++++ EXTRACTED DATA ++++
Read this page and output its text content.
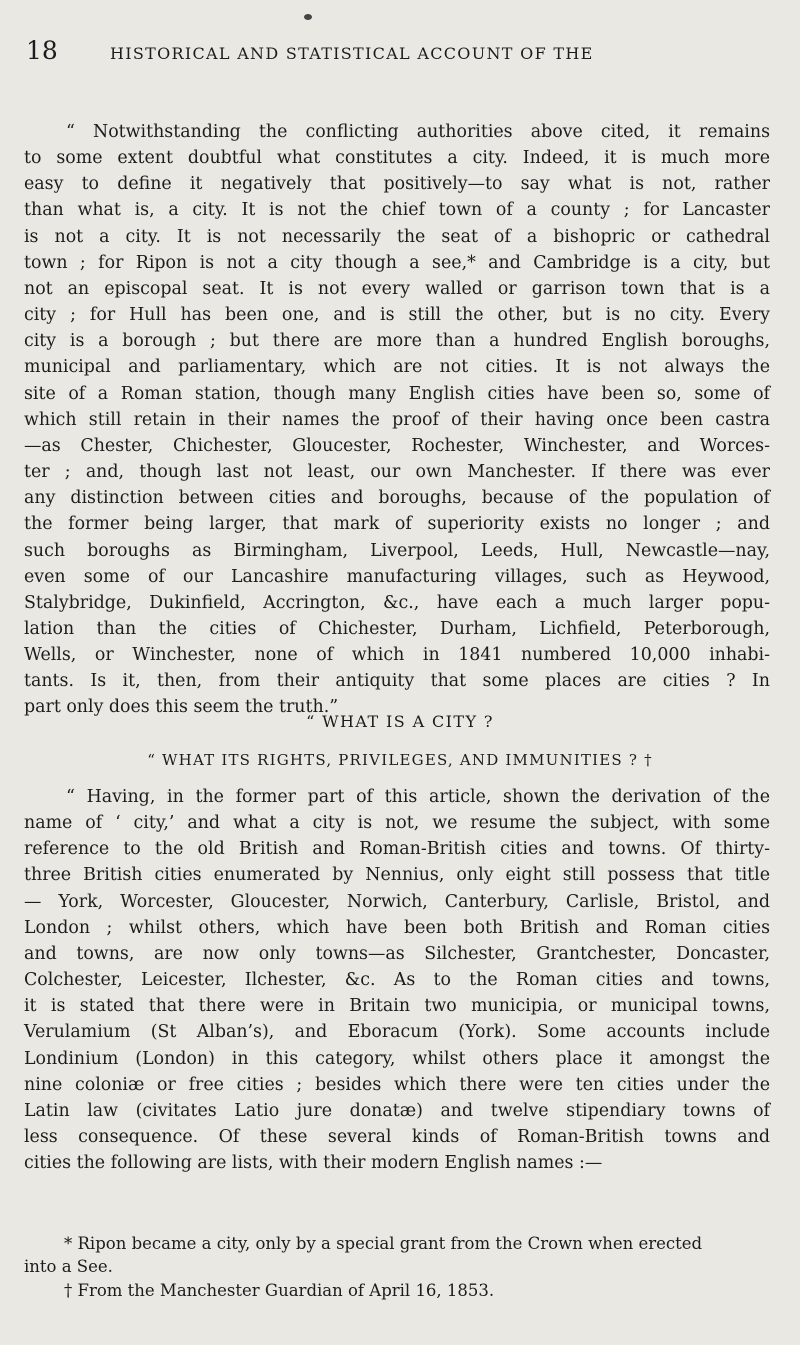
18	HISTORICAL AND STATISTICAL ACCOUNT OF THE
“ Notwithstanding the conflicting authorities above cited, it remains
to some extent doubtful what constitutes a city. Indeed, it is much more
easy to define it negatively that positively—to say what is not, rather
than what is, a city. It is not the chief town of a county ; for Lancaster
is not a city. It is not necessarily the seat of a bishopric or cathedral
town ; for Ripon is not a city though a see,* and Cambridge is a city, but
not an episcopal seat. It is not every walled or garrison town that is a
city ; for Hull has been one, and is still the other, but is no city. Every
city is a borough ; but there are more than a hundred English boroughs,
municipal and parliamentary, which are not cities. It is not always the
site of a Roman station, though many English cities have been so, some of
which still retain in their names the proof of their having once been castra
—as Chester, Chichester, Gloucester, Rochester, Winchester, and Worces-
ter ; and, though last not least, our own Manchester. If there was ever
any distinction between cities and boroughs, because of the population of
the former being larger, that mark of superiority exists no longer ; and
such boroughs as Birmingham, Liverpool, Leeds, Hull, Newcastle—nay,
even some of our Lancashire manufacturing villages, such as Heywood,
Stalybridge, Dukinfield, Accrington, &c., have each a much larger popu-
lation than the cities of Chichester, Durham, Lichfield, Peterborough,
Wells, or Winchester, none of which in 1841 numbered 10,000 inhabi-
tants. Is it, then, from their antiquity that some places are cities ? In
part only does this seem the truth.”
“ WHAT IS A CITY ?
“ WHAT ITS RIGHTS, PRIVILEGES, AND IMMUNITIES ? †
“ Having, in the former part of this article, shown the derivation of the
name of ‘ city,’ and what a city is not, we resume the subject, with some
reference to the old British and Roman-British cities and towns. Of thirty-
three British cities enumerated by Nennius, only eight still possess that title
— York, Worcester, Gloucester, Norwich, Canterbury, Carlisle, Bristol, and
London ; whilst others, which have been both British and Roman cities
and towns, are now only towns—as Silchester, Grantchester, Doncaster,
Colchester, Leicester, Ilchester, &c. As to the Roman cities and towns,
it is stated that there were in Britain two municipia, or municipal towns,
Verulamium (St Alban’s), and Eboracum (York). Some accounts include
Londinium (London) in this category, whilst others place it amongst the
nine coloniæ or free cities ; besides which there were ten cities under the
Latin law (civitates Latio jure donatæ) and twelve stipendiary towns of
less consequence. Of these several kinds of Roman-British towns and
cities the following are lists, with their modern English names :—
* Ripon became a city, only by a special grant from the Crown when erected
into a See.
† From the Manchester Guardian of April 16, 1853.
++++
§ WRITTEN TASK
The listing above must be printed again exactly, minus its pictures.

§ EXERCISE RESULT
Read this page and output its text content.
18	HISTORICAL AND STATISTICAL ACCOUNT OF THE
“ Notwithstanding the conflicting authorities above cited, it remains
to some extent doubtful what constitutes a city. Indeed, it is much more
easy to define it negatively that positively—to say what is not, rather
than what is, a city. It is not the chief town of a county ; for Lancaster
is not a city. It is not necessarily the seat of a bishopric or cathedral
town ; for Ripon is not a city though a see,* and Cambridge is a city, but
not an episcopal seat. It is not every walled or garrison town that is a
city ; for Hull has been one, and is still the other, but is no city. Every
city is a borough ; but there are more than a hundred English boroughs,
municipal and parliamentary, which are not cities. It is not always the
site of a Roman station, though many English cities have been so, some of
which still retain in their names the proof of their having once been castra
—as Chester, Chichester, Gloucester, Rochester, Winchester, and Worces-
ter ; and, though last not least, our own Manchester. If there was ever
any distinction between cities and boroughs, because of the population of
the former being larger, that mark of superiority exists no longer ; and
such boroughs as Birmingham, Liverpool, Leeds, Hull, Newcastle—nay,
even some of our Lancashire manufacturing villages, such as Heywood,
Stalybridge, Dukinfield, Accrington, &c., have each a much larger popu-
lation than the cities of Chichester, Durham, Lichfield, Peterborough,
Wells, or Winchester, none of which in 1841 numbered 10,000 inhabi-
tants. Is it, then, from their antiquity that some places are cities ? In
part only does this seem the truth.”
“ WHAT IS A CITY ?
“ WHAT ITS RIGHTS, PRIVILEGES, AND IMMUNITIES ? †
“ Having, in the former part of this article, shown the derivation of the
name of ‘ city,’ and what a city is not, we resume the subject, with some
reference to the old British and Roman-British cities and towns. Of thirty-
three British cities enumerated by Nennius, only eight still possess that title
— York, Worcester, Gloucester, Norwich, Canterbury, Carlisle, Bristol, and
London ; whilst others, which have been both British and Roman cities
and towns, are now only towns—as Silchester, Grantchester, Doncaster,
Colchester, Leicester, Ilchester, &c. As to the Roman cities and towns,
it is stated that there were in Britain two municipia, or municipal towns,
Verulamium (St Alban’s), and Eboracum (York). Some accounts include
Londinium (London) in this category, whilst others place it amongst the
nine coloniæ or free cities ; besides which there were ten cities under the
Latin law (civitates Latio jure donatæ) and twelve stipendiary towns of
less consequence. Of these several kinds of Roman-British towns and
cities the following are lists, with their modern English names :—
* Ripon became a city, only by a special grant from the Crown when erected
into a See.
† From the Manchester Guardian of April 16, 1853.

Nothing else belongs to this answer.